╭─ MATERIAL TO PROCESS
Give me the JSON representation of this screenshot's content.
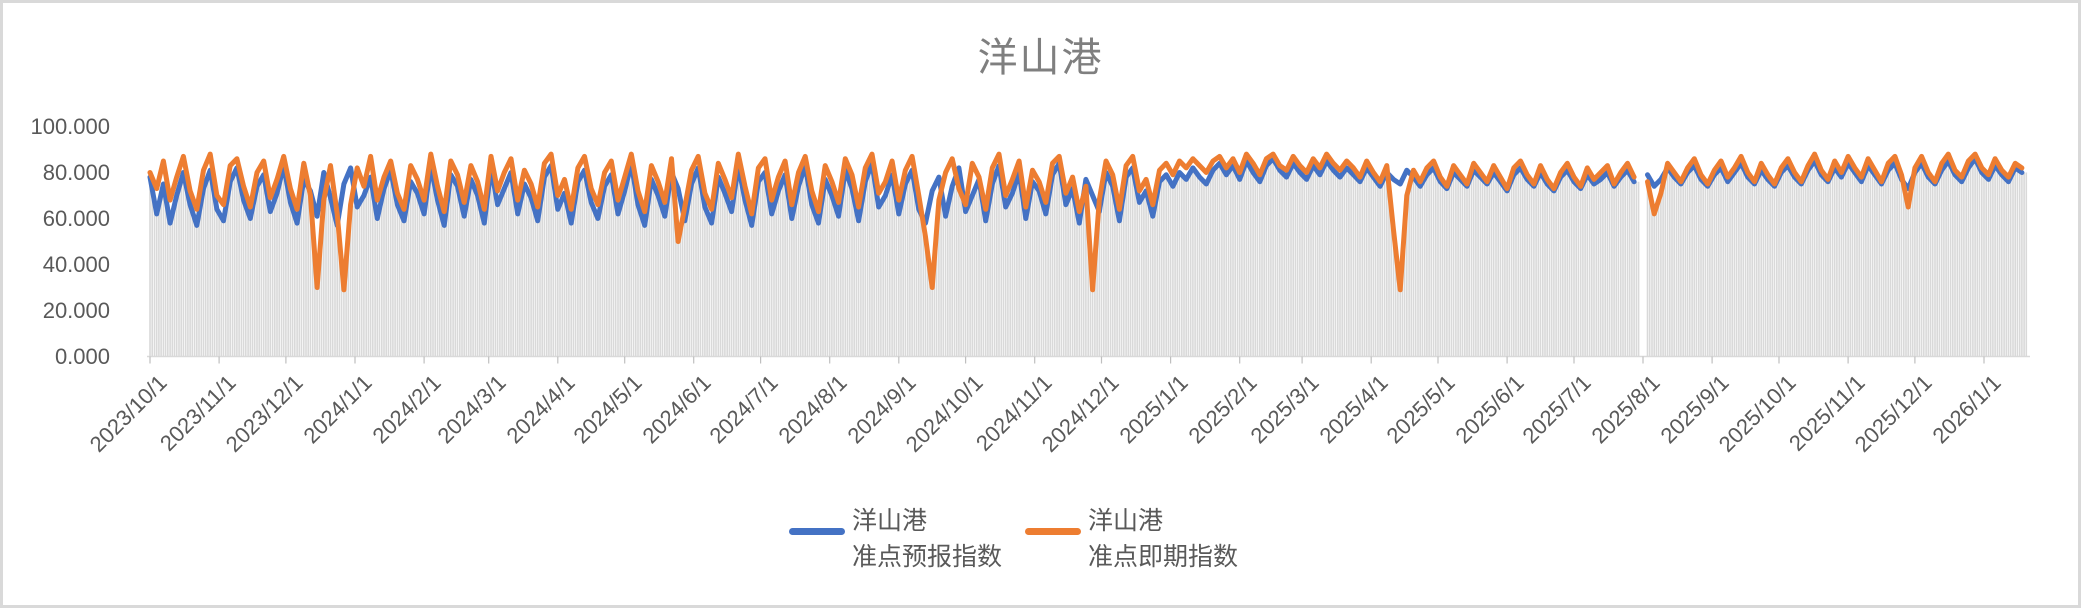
{
  "page": {
    "border_color": "#d9d9d9",
    "background": "#ffffff"
  },
  "chart": {
    "title": "洋山港",
    "title_color": "#7f7f7f",
    "axis_text_color": "#595959",
    "axis_line_color": "#d9d9d9",
    "tick_color": "#bfbfbf",
    "legend": [
      {
        "label_line1": "洋山港",
        "label_line2": "准点预报指数",
        "color": "#4472C4"
      },
      {
        "label_line1": "洋山港",
        "label_line2": "准点即期指数",
        "color": "#ED7D31"
      }
    ]
  },
  "chart_data": {
    "type": "line",
    "title": "洋山港",
    "xlabel": "",
    "ylabel": "",
    "ylim": [
      0,
      100
    ],
    "grid": false,
    "legend_position": "bottom",
    "y_ticks": [
      "100.000",
      "80.000",
      "60.000",
      "40.000",
      "20.000",
      "0.000"
    ],
    "y_tick_values": [
      100,
      80,
      60,
      40,
      20,
      0
    ],
    "x_start_date": "2023/10/1",
    "x_end_date": "2026/1/20",
    "sample_interval_days": 3,
    "x_tick_labels": [
      "2023/10/1",
      "2023/11/1",
      "2023/12/1",
      "2024/1/1",
      "2024/2/1",
      "2024/3/1",
      "2024/4/1",
      "2024/5/1",
      "2024/6/1",
      "2024/7/1",
      "2024/8/1",
      "2024/9/1",
      "2024/10/1",
      "2024/11/1",
      "2024/12/1",
      "2025/1/1",
      "2025/2/1",
      "2025/3/1",
      "2025/4/1",
      "2025/5/1",
      "2025/6/1",
      "2025/7/1",
      "2025/8/1",
      "2025/9/1",
      "2025/10/1",
      "2025/11/1",
      "2025/12/1",
      "2026/1/1"
    ],
    "x_tick_day_offsets": [
      0,
      31,
      61,
      92,
      123,
      152,
      183,
      213,
      244,
      274,
      305,
      336,
      366,
      397,
      427,
      458,
      489,
      517,
      548,
      578,
      609,
      639,
      670,
      701,
      731,
      762,
      792,
      823
    ],
    "background_bars": {
      "color": "#d9d9d9",
      "derived": "min of the two series per sample"
    },
    "notes": "Daily index series sampled every 3 days; null = missing data gap around 2025/8/1. Deep spot-index drops near 2023/12/15, 2023/12/28, 2024/9/16, 2024/11/27, 2025/4/15.",
    "series": [
      {
        "name": "洋山港准点预报指数",
        "color": "#4472C4",
        "values": [
          78,
          62,
          75,
          58,
          70,
          80,
          66,
          57,
          73,
          81,
          64,
          59,
          76,
          82,
          68,
          60,
          74,
          79,
          63,
          71,
          83,
          67,
          58,
          77,
          72,
          61,
          80,
          69,
          57,
          75,
          82,
          65,
          70,
          78,
          60,
          73,
          81,
          66,
          59,
          76,
          71,
          62,
          83,
          68,
          57,
          79,
          74,
          61,
          77,
          70,
          58,
          82,
          66,
          73,
          80,
          62,
          75,
          69,
          59,
          78,
          83,
          64,
          71,
          58,
          76,
          81,
          67,
          60,
          74,
          79,
          62,
          72,
          84,
          66,
          57,
          77,
          70,
          61,
          80,
          73,
          59,
          75,
          82,
          65,
          58,
          78,
          71,
          63,
          83,
          68,
          57,
          76,
          80,
          62,
          72,
          79,
          60,
          74,
          83,
          66,
          58,
          77,
          70,
          61,
          81,
          73,
          59,
          76,
          84,
          65,
          70,
          79,
          62,
          75,
          81,
          64,
          58,
          72,
          78,
          61,
          74,
          82,
          63,
          70,
          77,
          59,
          75,
          83,
          65,
          71,
          80,
          60,
          76,
          72,
          62,
          79,
          84,
          66,
          73,
          58,
          77,
          70,
          63,
          80,
          74,
          59,
          78,
          82,
          67,
          72,
          61,
          76,
          79,
          74,
          80,
          77,
          82,
          78,
          75,
          81,
          84,
          79,
          83,
          77,
          85,
          80,
          76,
          83,
          86,
          81,
          78,
          84,
          80,
          77,
          83,
          79,
          85,
          81,
          78,
          82,
          79,
          76,
          82,
          78,
          74,
          80,
          77,
          75,
          81,
          78,
          74,
          79,
          82,
          76,
          73,
          80,
          77,
          74,
          81,
          78,
          75,
          80,
          76,
          72,
          79,
          82,
          77,
          74,
          80,
          75,
          72,
          78,
          81,
          76,
          73,
          79,
          75,
          77,
          80,
          74,
          78,
          81,
          76,
          null,
          79,
          74,
          77,
          82,
          78,
          75,
          80,
          83,
          77,
          74,
          79,
          82,
          76,
          80,
          84,
          78,
          75,
          81,
          77,
          74,
          80,
          83,
          78,
          75,
          81,
          85,
          79,
          76,
          82,
          78,
          84,
          80,
          76,
          83,
          79,
          75,
          81,
          84,
          77,
          73,
          80,
          84,
          78,
          75,
          81,
          85,
          79,
          76,
          82,
          86,
          80,
          77,
          83,
          79,
          76,
          82,
          80
        ]
      },
      {
        "name": "洋山港准点即期指数",
        "color": "#ED7D31",
        "values": [
          80,
          73,
          85,
          68,
          78,
          87,
          72,
          64,
          81,
          88,
          70,
          66,
          83,
          86,
          74,
          65,
          80,
          85,
          69,
          77,
          87,
          73,
          64,
          84,
          70,
          30,
          68,
          83,
          62,
          29,
          66,
          82,
          74,
          87,
          68,
          78,
          85,
          71,
          64,
          83,
          77,
          68,
          88,
          74,
          63,
          85,
          79,
          67,
          83,
          76,
          64,
          87,
          72,
          80,
          86,
          68,
          81,
          75,
          65,
          84,
          88,
          70,
          77,
          64,
          82,
          87,
          73,
          66,
          80,
          85,
          68,
          78,
          88,
          72,
          63,
          83,
          76,
          67,
          86,
          50,
          65,
          81,
          87,
          71,
          64,
          84,
          77,
          69,
          88,
          74,
          62,
          82,
          86,
          68,
          78,
          85,
          66,
          80,
          87,
          72,
          63,
          83,
          76,
          67,
          86,
          79,
          65,
          82,
          88,
          71,
          76,
          85,
          68,
          81,
          87,
          70,
          52,
          30,
          68,
          80,
          86,
          73,
          66,
          84,
          78,
          64,
          82,
          88,
          70,
          77,
          85,
          65,
          81,
          76,
          67,
          84,
          87,
          71,
          78,
          63,
          74,
          29,
          68,
          85,
          79,
          64,
          83,
          87,
          72,
          77,
          66,
          81,
          84,
          79,
          85,
          82,
          86,
          83,
          80,
          85,
          87,
          82,
          86,
          80,
          88,
          84,
          79,
          86,
          88,
          83,
          81,
          87,
          83,
          80,
          86,
          82,
          88,
          84,
          81,
          85,
          82,
          78,
          85,
          80,
          76,
          83,
          55,
          29,
          70,
          81,
          76,
          82,
          85,
          78,
          74,
          83,
          79,
          75,
          84,
          80,
          76,
          83,
          78,
          73,
          82,
          85,
          79,
          75,
          83,
          77,
          73,
          80,
          84,
          78,
          74,
          82,
          77,
          80,
          83,
          75,
          80,
          84,
          78,
          null,
          76,
          62,
          71,
          84,
          80,
          76,
          82,
          86,
          79,
          75,
          81,
          85,
          78,
          82,
          87,
          80,
          76,
          84,
          79,
          75,
          82,
          86,
          80,
          76,
          83,
          88,
          81,
          77,
          85,
          80,
          87,
          82,
          78,
          86,
          81,
          76,
          84,
          87,
          79,
          65,
          82,
          87,
          80,
          76,
          84,
          88,
          81,
          78,
          85,
          88,
          82,
          79,
          86,
          81,
          78,
          84,
          82
        ]
      }
    ]
  }
}
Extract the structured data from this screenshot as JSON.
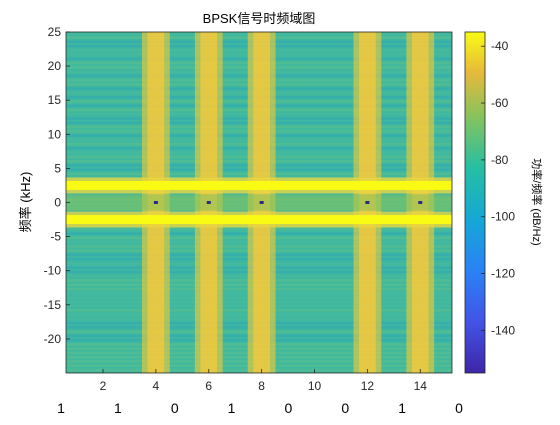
╰─
TASK INSTRUCTIONS = Omit pictures; set down the rest of the material word for word.

TASK ANSWER =
Give me the JSON representation of this screenshot's content.
{
  "page": {
    "border_color": "#d9d9d9",
    "background": "#ffffff"
  },
  "chart": {
    "title": "洋山港",
    "title_color": "#7f7f7f",
    "axis_text_color": "#595959",
    "axis_line_color": "#d9d9d9",
    "tick_color": "#bfbfbf",
    "legend": [
      {
        "label_line1": "洋山港",
        "label_line2": "准点预报指数",
        "color": "#4472C4"
      },
      {
        "label_line1": "洋山港",
        "label_line2": "准点即期指数",
        "color": "#ED7D31"
      }
    ]
  },
  "chart_data": {
    "type": "line",
    "title": "洋山港",
    "xlabel": "",
    "ylabel": "",
    "ylim": [
      0,
      100
    ],
    "grid": false,
    "legend_position": "bottom",
    "y_ticks": [
      "100.000",
      "80.000",
      "60.000",
      "40.000",
      "20.000",
      "0.000"
    ],
    "y_tick_values": [
      100,
      80,
      60,
      40,
      20,
      0
    ],
    "x_start_date": "2023/10/1",
    "x_end_date": "2026/1/20",
    "sample_interval_days": 3,
    "x_tick_labels": [
      "2023/10/1",
      "2023/11/1",
      "2023/12/1",
      "2024/1/1",
      "2024/2/1",
      "2024/3/1",
      "2024/4/1",
      "2024/5/1",
      "2024/6/1",
      "2024/7/1",
      "2024/8/1",
      "2024/9/1",
      "2024/10/1",
      "2024/11/1",
      "2024/12/1",
      "2025/1/1",
      "2025/2/1",
      "2025/3/1",
      "2025/4/1",
      "2025/5/1",
      "2025/6/1",
      "2025/7/1",
      "2025/8/1",
      "2025/9/1",
      "2025/10/1",
      "2025/11/1",
      "2025/12/1",
      "2026/1/1"
    ],
    "x_tick_day_offsets": [
      0,
      31,
      61,
      92,
      123,
      152,
      183,
      213,
      244,
      274,
      305,
      336,
      366,
      397,
      427,
      458,
      489,
      517,
      548,
      578,
      609,
      639,
      670,
      701,
      731,
      762,
      792,
      823
    ],
    "background_bars": {
      "color": "#d9d9d9",
      "derived": "min of the two series per sample"
    },
    "notes": "Daily index series sampled every 3 days; null = missing data gap around 2025/8/1. Deep spot-index drops near 2023/12/15, 2023/12/28, 2024/9/16, 2024/11/27, 2025/4/15.",
    "series": [
      {
        "name": "洋山港准点预报指数",
        "color": "#4472C4",
        "values": [
          78,
          62,
          75,
          58,
          70,
          80,
          66,
          57,
          73,
          81,
          64,
          59,
          76,
          82,
          68,
          60,
          74,
          79,
          63,
          71,
          83,
          67,
          58,
          77,
          72,
          61,
          80,
          69,
          57,
          75,
          82,
          65,
          70,
          78,
          60,
          73,
          81,
          66,
          59,
          76,
          71,
          62,
          83,
          68,
          57,
          79,
          74,
          61,
          77,
          70,
          58,
          82,
          66,
          73,
          80,
          62,
          75,
          69,
          59,
          78,
          83,
          64,
          71,
          58,
          76,
          81,
          67,
          60,
          74,
          79,
          62,
          72,
          84,
          66,
          57,
          77,
          70,
          61,
          80,
          73,
          59,
          75,
          82,
          65,
          58,
          78,
          71,
          63,
          83,
          68,
          57,
          76,
          80,
          62,
          72,
          79,
          60,
          74,
          83,
          66,
          58,
          77,
          70,
          61,
          81,
          73,
          59,
          76,
          84,
          65,
          70,
          79,
          62,
          75,
          81,
          64,
          58,
          72,
          78,
          61,
          74,
          82,
          63,
          70,
          77,
          59,
          75,
          83,
          65,
          71,
          80,
          60,
          76,
          72,
          62,
          79,
          84,
          66,
          73,
          58,
          77,
          70,
          63,
          80,
          74,
          59,
          78,
          82,
          67,
          72,
          61,
          76,
          79,
          74,
          80,
          77,
          82,
          78,
          75,
          81,
          84,
          79,
          83,
          77,
          85,
          80,
          76,
          83,
          86,
          81,
          78,
          84,
          80,
          77,
          83,
          79,
          85,
          81,
          78,
          82,
          79,
          76,
          82,
          78,
          74,
          80,
          77,
          75,
          81,
          78,
          74,
          79,
          82,
          76,
          73,
          80,
          77,
          74,
          81,
          78,
          75,
          80,
          76,
          72,
          79,
          82,
          77,
          74,
          80,
          75,
          72,
          78,
          81,
          76,
          73,
          79,
          75,
          77,
          80,
          74,
          78,
          81,
          76,
          null,
          79,
          74,
          77,
          82,
          78,
          75,
          80,
          83,
          77,
          74,
          79,
          82,
          76,
          80,
          84,
          78,
          75,
          81,
          77,
          74,
          80,
          83,
          78,
          75,
          81,
          85,
          79,
          76,
          82,
          78,
          84,
          80,
          76,
          83,
          79,
          75,
          81,
          84,
          77,
          73,
          80,
          84,
          78,
          75,
          81,
          85,
          79,
          76,
          82,
          86,
          80,
          77,
          83,
          79,
          76,
          82,
          80
        ]
      },
      {
        "name": "洋山港准点即期指数",
        "color": "#ED7D31",
        "values": [
          80,
          73,
          85,
          68,
          78,
          87,
          72,
          64,
          81,
          88,
          70,
          66,
          83,
          86,
          74,
          65,
          80,
          85,
          69,
          77,
          87,
          73,
          64,
          84,
          70,
          30,
          68,
          83,
          62,
          29,
          66,
          82,
          74,
          87,
          68,
          78,
          85,
          71,
          64,
          83,
          77,
          68,
          88,
          74,
          63,
          85,
          79,
          67,
          83,
          76,
          64,
          87,
          72,
          80,
          86,
          68,
          81,
          75,
          65,
          84,
          88,
          70,
          77,
          64,
          82,
          87,
          73,
          66,
          80,
          85,
          68,
          78,
          88,
          72,
          63,
          83,
          76,
          67,
          86,
          50,
          65,
          81,
          87,
          71,
          64,
          84,
          77,
          69,
          88,
          74,
          62,
          82,
          86,
          68,
          78,
          85,
          66,
          80,
          87,
          72,
          63,
          83,
          76,
          67,
          86,
          79,
          65,
          82,
          88,
          71,
          76,
          85,
          68,
          81,
          87,
          70,
          52,
          30,
          68,
          80,
          86,
          73,
          66,
          84,
          78,
          64,
          82,
          88,
          70,
          77,
          85,
          65,
          81,
          76,
          67,
          84,
          87,
          71,
          78,
          63,
          74,
          29,
          68,
          85,
          79,
          64,
          83,
          87,
          72,
          77,
          66,
          81,
          84,
          79,
          85,
          82,
          86,
          83,
          80,
          85,
          87,
          82,
          86,
          80,
          88,
          84,
          79,
          86,
          88,
          83,
          81,
          87,
          83,
          80,
          86,
          82,
          88,
          84,
          81,
          85,
          82,
          78,
          85,
          80,
          76,
          83,
          55,
          29,
          70,
          81,
          76,
          82,
          85,
          78,
          74,
          83,
          79,
          75,
          84,
          80,
          76,
          83,
          78,
          73,
          82,
          85,
          79,
          75,
          83,
          77,
          73,
          80,
          84,
          78,
          74,
          82,
          77,
          80,
          83,
          75,
          80,
          84,
          78,
          null,
          76,
          62,
          71,
          84,
          80,
          76,
          82,
          86,
          79,
          75,
          81,
          85,
          78,
          82,
          87,
          80,
          76,
          84,
          79,
          75,
          82,
          86,
          80,
          76,
          83,
          88,
          81,
          77,
          85,
          80,
          87,
          82,
          78,
          86,
          81,
          76,
          84,
          87,
          79,
          65,
          82,
          87,
          80,
          76,
          84,
          88,
          81,
          78,
          85,
          88,
          82,
          79,
          86,
          81,
          78,
          84,
          82
        ]
      }
    ]
  }
}
Extract the structured data from this screenshot as JSON.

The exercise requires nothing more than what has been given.